§ **ASSIGNED TASK**
Gather each line of the entries below that includes "fetus".

(Stored items)

+-------+

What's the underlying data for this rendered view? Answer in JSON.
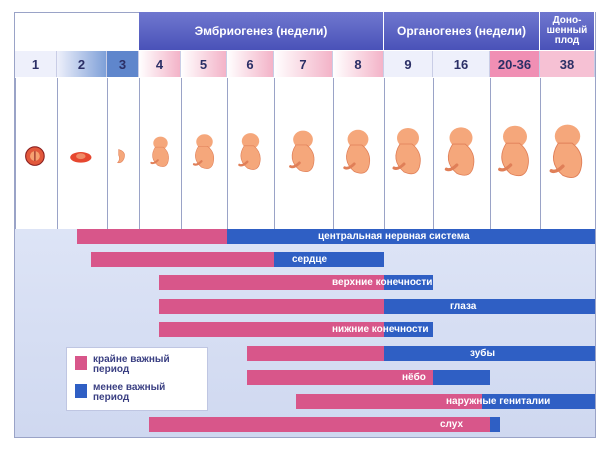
{
  "header": {
    "embryogenesis": "Эмбриогенез (недели)",
    "organogenesis": "Органогенез (недели)",
    "full_term": "Доно-\nшенный\nплод"
  },
  "weeks": [
    "1",
    "2",
    "3",
    "4",
    "5",
    "6",
    "7",
    "8",
    "9",
    "16",
    "20-36",
    "38"
  ],
  "stage_icons": [
    "zygote-icon",
    "embryo-disc-icon",
    "early-embryo-icon",
    "embryo-week4-icon",
    "embryo-week5-icon",
    "embryo-week6-icon",
    "embryo-week7-icon",
    "embryo-week8-icon",
    "fetus-week9-icon",
    "fetus-week16-icon",
    "fetus-week20-36-icon",
    "fetus-week38-icon"
  ],
  "periods": [
    {
      "label": "центральная нервная система",
      "critical_weeks": [
        3,
        5
      ],
      "less_critical_weeks": [
        6,
        38
      ]
    },
    {
      "label": "сердце",
      "critical_weeks": [
        3,
        6
      ],
      "less_critical_weeks": [
        6,
        8
      ]
    },
    {
      "label": "верхние конечности",
      "critical_weeks": [
        4,
        8
      ],
      "less_critical_weeks": [
        8,
        9
      ]
    },
    {
      "label": "глаза",
      "critical_weeks": [
        4,
        8
      ],
      "less_critical_weeks": [
        8,
        38
      ]
    },
    {
      "label": "нижние конечности",
      "critical_weeks": [
        4,
        8
      ],
      "less_critical_weeks": [
        8,
        9
      ]
    },
    {
      "label": "зубы",
      "critical_weeks": [
        6,
        8
      ],
      "less_critical_weeks": [
        9,
        38
      ]
    },
    {
      "label": "нёбо",
      "critical_weeks": [
        6,
        9
      ],
      "less_critical_weeks": [
        9,
        16
      ]
    },
    {
      "label": "наружные гениталии",
      "critical_weeks": [
        7,
        16
      ],
      "less_critical_weeks": [
        16,
        38
      ]
    },
    {
      "label": "слух",
      "critical_weeks": [
        4,
        16
      ],
      "less_critical_weeks": [
        16,
        20
      ]
    }
  ],
  "legend": {
    "critical": "крайне важный период",
    "less_critical": "менее важный период"
  },
  "colors": {
    "header": "#5a62c2",
    "week_highlight": "#f3b3c8",
    "critical": "#d8568a",
    "less_critical": "#2f5fc4",
    "background": "#d6def3"
  }
}
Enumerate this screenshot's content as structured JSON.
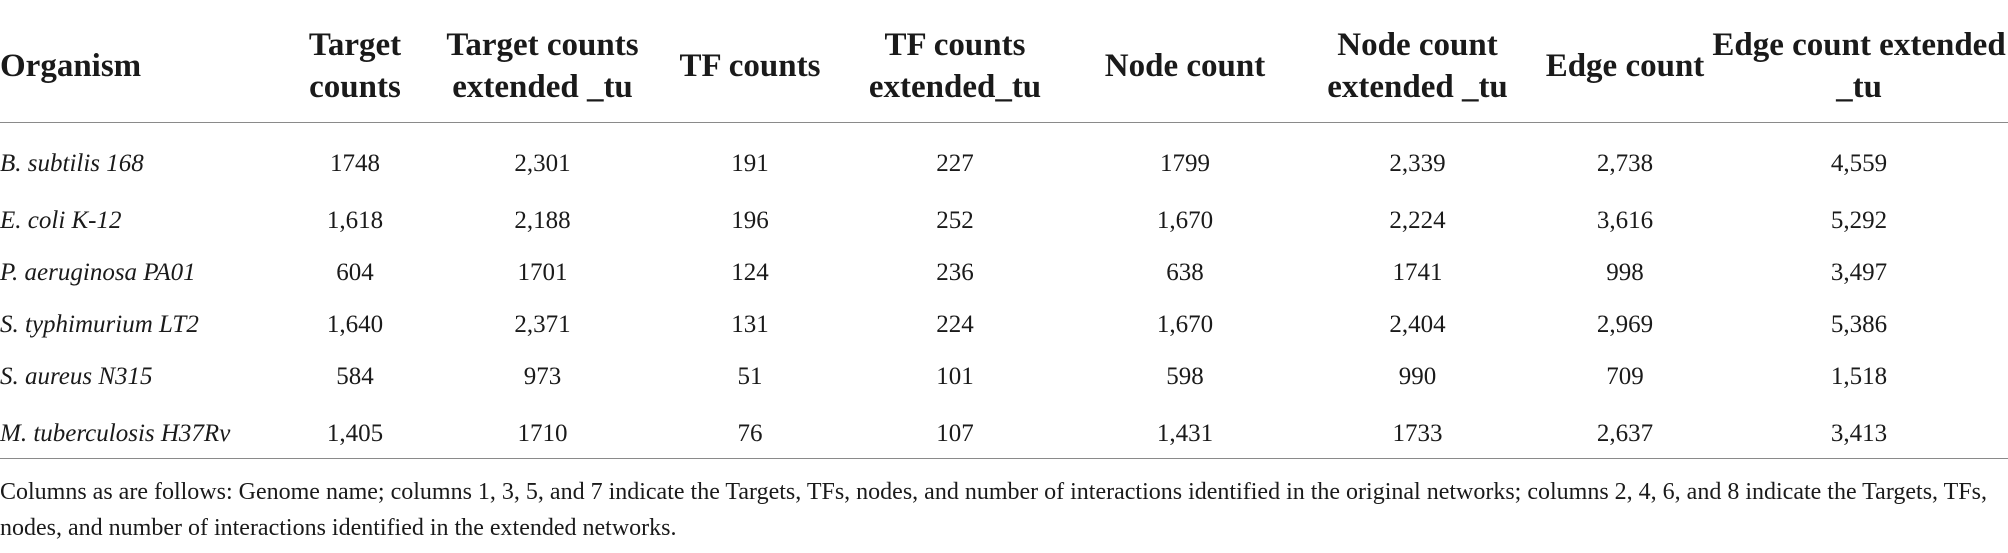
{
  "table": {
    "headers": [
      "Organism",
      "Target counts",
      "Target counts extended _tu",
      "TF counts",
      "TF counts extended_tu",
      "Node count",
      "Node count extended _tu",
      "Edge count",
      "Edge count extended _tu"
    ],
    "rows": [
      [
        "B. subtilis 168",
        "1748",
        "2,301",
        "191",
        "227",
        "1799",
        "2,339",
        "2,738",
        "4,559"
      ],
      [
        "E. coli K-12",
        "1,618",
        "2,188",
        "196",
        "252",
        "1,670",
        "2,224",
        "3,616",
        "5,292"
      ],
      [
        "P. aeruginosa PA01",
        "604",
        "1701",
        "124",
        "236",
        "638",
        "1741",
        "998",
        "3,497"
      ],
      [
        "S. typhimurium LT2",
        "1,640",
        "2,371",
        "131",
        "224",
        "1,670",
        "2,404",
        "2,969",
        "5,386"
      ],
      [
        "S. aureus N315",
        "584",
        "973",
        "51",
        "101",
        "598",
        "990",
        "709",
        "1,518"
      ],
      [
        "M. tuberculosis H37Rv",
        "1,405",
        "1710",
        "76",
        "107",
        "1,431",
        "1733",
        "2,637",
        "3,413"
      ]
    ]
  },
  "footnote": "Columns as are follows: Genome name; columns 1, 3, 5, and 7 indicate the Targets, TFs, nodes, and number of interactions identified in the original networks; columns 2, 4, 6, and 8 indicate the Targets, TFs, nodes, and number of interactions identified in the extended networks."
}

+-------+

§ **OUTPUT OF THE EXERCISE**
    "fetus-week9-icon",
    "fetus-week16-icon",
    "fetus-week20-36-icon",
    "fetus-week38-icon"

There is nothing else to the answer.